Prompt: From the entries that follow, gather each line holding the word "Формат".

Records shown:
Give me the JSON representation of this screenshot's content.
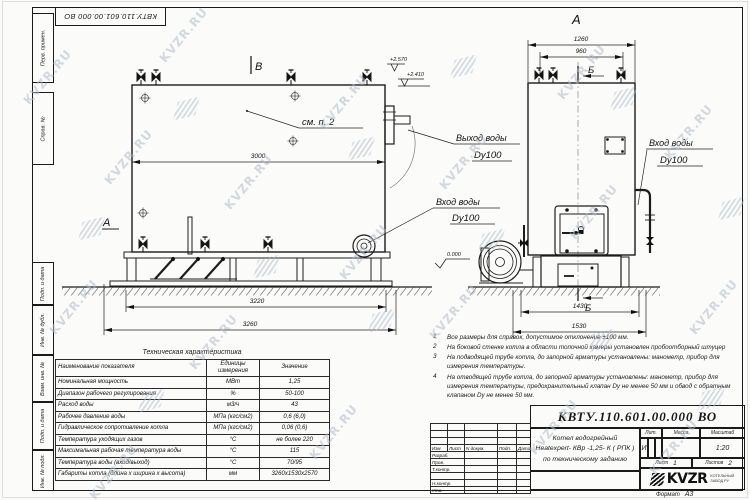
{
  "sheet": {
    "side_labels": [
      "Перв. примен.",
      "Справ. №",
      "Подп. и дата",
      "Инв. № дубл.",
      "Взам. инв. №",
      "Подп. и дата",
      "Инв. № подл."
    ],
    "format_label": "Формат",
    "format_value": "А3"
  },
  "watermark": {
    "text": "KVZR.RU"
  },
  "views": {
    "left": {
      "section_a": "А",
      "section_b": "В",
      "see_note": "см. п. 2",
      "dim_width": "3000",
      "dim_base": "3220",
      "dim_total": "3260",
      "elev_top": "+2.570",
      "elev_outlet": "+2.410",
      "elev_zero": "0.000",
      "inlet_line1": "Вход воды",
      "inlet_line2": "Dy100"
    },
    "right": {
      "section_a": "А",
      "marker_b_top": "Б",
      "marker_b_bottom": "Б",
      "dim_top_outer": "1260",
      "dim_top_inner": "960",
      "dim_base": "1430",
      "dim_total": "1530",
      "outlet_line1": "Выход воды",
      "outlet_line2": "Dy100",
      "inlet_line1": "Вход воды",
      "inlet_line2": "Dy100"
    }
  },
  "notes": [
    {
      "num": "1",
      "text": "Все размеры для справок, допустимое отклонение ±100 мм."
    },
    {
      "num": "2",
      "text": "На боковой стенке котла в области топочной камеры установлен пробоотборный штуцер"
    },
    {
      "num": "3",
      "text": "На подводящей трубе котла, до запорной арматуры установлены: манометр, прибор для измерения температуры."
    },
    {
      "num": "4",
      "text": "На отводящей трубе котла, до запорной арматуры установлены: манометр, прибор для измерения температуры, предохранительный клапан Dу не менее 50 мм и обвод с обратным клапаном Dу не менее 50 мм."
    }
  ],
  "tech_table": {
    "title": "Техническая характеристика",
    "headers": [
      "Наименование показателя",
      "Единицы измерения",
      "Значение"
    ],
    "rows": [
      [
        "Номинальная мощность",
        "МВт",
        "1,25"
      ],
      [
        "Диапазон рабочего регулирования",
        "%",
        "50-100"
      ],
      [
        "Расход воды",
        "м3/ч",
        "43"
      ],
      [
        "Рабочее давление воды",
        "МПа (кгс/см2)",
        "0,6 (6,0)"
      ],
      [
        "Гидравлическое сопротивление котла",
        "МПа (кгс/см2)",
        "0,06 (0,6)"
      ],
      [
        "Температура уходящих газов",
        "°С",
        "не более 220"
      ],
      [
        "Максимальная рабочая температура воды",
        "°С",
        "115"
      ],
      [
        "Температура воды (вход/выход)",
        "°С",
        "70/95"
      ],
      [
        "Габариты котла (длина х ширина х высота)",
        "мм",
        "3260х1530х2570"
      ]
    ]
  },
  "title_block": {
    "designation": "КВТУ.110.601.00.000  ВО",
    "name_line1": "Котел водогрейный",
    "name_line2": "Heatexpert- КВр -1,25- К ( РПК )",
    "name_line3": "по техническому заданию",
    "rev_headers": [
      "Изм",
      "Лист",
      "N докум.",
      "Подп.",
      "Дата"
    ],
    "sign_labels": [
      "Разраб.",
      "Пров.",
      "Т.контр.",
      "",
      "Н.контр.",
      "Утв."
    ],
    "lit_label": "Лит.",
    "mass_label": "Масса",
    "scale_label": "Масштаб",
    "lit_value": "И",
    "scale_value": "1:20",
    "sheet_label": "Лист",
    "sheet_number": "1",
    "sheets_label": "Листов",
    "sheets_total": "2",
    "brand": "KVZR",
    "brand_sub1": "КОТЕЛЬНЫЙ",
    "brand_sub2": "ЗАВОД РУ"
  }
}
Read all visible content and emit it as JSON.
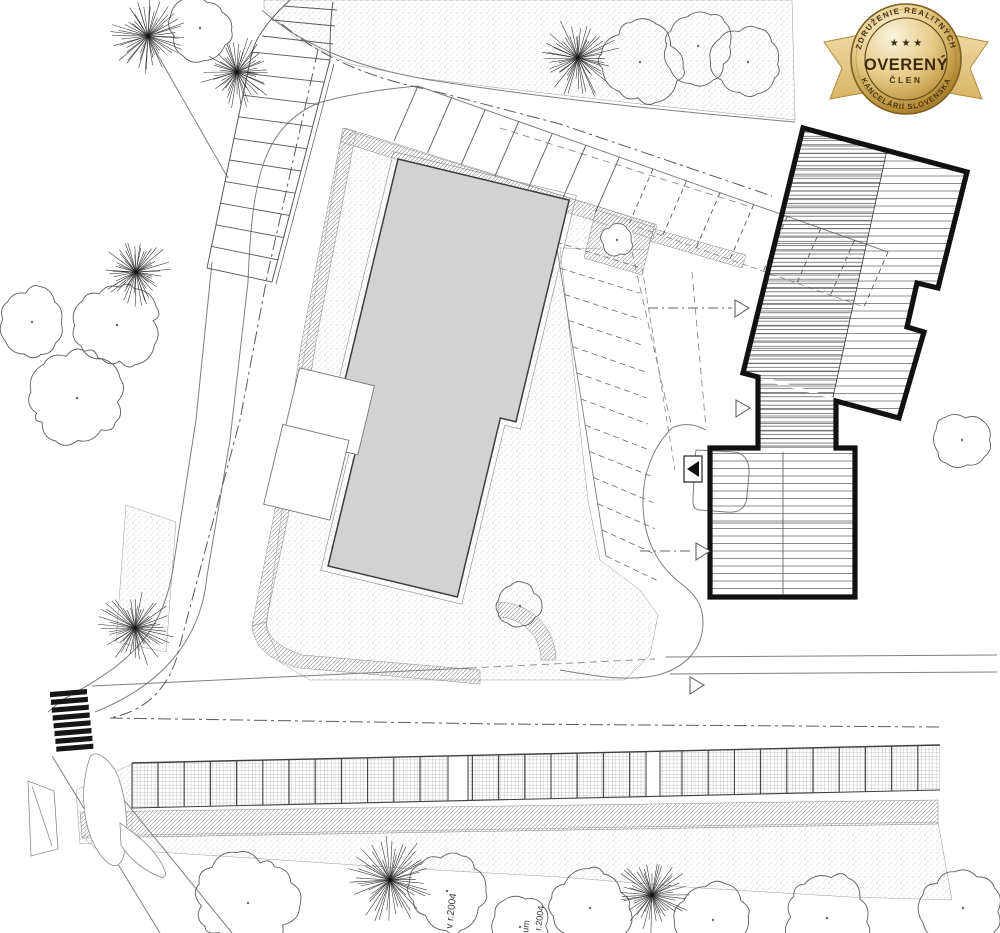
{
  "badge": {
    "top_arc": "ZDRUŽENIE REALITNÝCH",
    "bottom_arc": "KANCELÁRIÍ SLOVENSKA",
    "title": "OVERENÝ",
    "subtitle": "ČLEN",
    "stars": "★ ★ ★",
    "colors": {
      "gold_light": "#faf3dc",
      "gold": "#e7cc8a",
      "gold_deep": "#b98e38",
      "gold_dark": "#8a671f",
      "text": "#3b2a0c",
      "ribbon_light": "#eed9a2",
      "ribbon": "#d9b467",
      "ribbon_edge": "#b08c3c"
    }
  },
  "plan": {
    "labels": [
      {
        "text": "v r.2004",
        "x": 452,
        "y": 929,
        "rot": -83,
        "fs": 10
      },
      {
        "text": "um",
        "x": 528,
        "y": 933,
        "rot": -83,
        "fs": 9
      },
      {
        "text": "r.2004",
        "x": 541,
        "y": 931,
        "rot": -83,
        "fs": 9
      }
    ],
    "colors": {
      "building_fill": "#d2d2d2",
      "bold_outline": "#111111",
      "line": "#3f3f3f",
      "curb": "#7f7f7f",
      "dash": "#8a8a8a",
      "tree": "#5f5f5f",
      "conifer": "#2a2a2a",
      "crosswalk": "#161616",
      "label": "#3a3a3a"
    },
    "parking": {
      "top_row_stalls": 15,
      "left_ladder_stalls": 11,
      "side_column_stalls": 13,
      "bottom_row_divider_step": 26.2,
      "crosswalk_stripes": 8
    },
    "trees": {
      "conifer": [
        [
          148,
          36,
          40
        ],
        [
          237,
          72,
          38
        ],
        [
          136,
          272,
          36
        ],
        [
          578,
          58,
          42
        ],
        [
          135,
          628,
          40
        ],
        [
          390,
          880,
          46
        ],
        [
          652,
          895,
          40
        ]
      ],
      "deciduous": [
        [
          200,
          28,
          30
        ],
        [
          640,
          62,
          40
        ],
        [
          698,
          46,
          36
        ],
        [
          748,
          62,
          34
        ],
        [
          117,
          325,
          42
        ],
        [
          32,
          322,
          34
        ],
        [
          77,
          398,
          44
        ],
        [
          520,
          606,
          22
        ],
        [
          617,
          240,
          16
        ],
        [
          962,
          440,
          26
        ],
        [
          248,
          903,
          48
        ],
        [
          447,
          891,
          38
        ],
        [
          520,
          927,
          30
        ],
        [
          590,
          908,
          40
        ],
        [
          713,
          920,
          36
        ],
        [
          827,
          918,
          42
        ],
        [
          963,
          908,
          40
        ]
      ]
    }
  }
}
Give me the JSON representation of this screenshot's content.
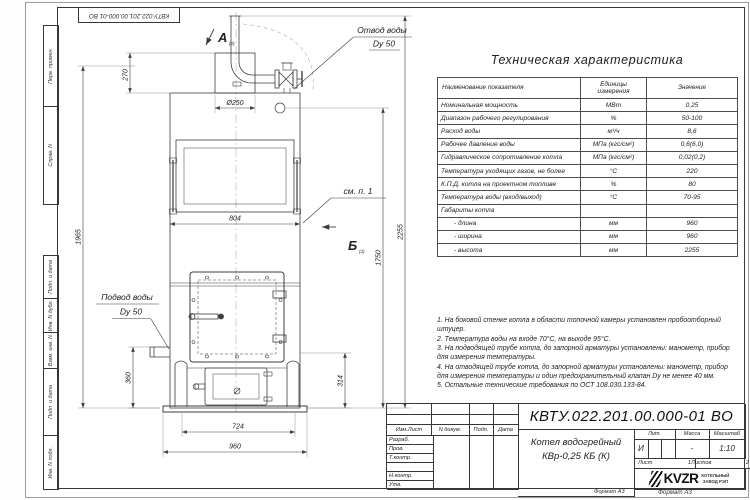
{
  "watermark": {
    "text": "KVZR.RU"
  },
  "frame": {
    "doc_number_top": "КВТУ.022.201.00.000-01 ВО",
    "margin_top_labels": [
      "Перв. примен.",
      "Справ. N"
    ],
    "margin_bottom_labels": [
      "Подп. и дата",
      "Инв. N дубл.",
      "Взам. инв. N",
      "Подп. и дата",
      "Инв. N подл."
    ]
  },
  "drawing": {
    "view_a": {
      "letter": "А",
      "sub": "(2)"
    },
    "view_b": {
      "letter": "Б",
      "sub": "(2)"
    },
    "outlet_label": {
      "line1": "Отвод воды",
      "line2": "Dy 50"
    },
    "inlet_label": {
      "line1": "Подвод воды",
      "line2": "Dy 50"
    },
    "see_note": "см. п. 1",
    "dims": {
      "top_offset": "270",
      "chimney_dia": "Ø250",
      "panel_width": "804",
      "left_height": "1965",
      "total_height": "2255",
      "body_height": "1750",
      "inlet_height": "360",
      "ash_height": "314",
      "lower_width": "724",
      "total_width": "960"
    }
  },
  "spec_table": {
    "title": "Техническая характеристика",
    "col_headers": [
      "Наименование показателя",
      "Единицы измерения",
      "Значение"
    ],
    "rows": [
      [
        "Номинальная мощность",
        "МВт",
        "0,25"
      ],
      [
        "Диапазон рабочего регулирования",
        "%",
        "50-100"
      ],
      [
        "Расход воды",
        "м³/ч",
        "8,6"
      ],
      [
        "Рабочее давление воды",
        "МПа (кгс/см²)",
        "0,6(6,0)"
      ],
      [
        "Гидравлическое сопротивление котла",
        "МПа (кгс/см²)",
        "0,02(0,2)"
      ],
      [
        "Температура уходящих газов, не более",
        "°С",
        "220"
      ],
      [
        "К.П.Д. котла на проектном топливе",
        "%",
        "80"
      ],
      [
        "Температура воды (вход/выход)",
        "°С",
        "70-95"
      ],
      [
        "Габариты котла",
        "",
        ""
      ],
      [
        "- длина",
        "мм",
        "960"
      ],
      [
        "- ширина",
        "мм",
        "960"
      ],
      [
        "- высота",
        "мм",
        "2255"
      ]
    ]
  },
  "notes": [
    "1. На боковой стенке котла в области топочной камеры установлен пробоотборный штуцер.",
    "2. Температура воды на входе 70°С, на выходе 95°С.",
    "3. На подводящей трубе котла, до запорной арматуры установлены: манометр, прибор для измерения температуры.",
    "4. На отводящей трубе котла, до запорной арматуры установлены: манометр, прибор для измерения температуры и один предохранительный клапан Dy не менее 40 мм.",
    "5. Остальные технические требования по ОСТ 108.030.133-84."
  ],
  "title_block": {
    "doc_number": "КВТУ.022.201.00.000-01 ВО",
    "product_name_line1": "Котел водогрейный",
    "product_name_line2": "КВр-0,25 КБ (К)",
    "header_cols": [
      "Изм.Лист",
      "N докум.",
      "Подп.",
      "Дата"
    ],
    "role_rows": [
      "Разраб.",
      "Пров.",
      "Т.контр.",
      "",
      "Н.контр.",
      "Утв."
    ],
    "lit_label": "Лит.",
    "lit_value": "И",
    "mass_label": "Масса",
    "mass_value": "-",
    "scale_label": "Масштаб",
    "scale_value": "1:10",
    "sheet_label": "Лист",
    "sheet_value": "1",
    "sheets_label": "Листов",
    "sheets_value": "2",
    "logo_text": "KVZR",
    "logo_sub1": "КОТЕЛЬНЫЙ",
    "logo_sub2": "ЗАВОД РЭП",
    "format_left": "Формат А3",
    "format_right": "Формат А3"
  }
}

Completed task:
    "format_label": "Формат",
    "format_left": "Формат А3",
    "format_right": "Формат А3"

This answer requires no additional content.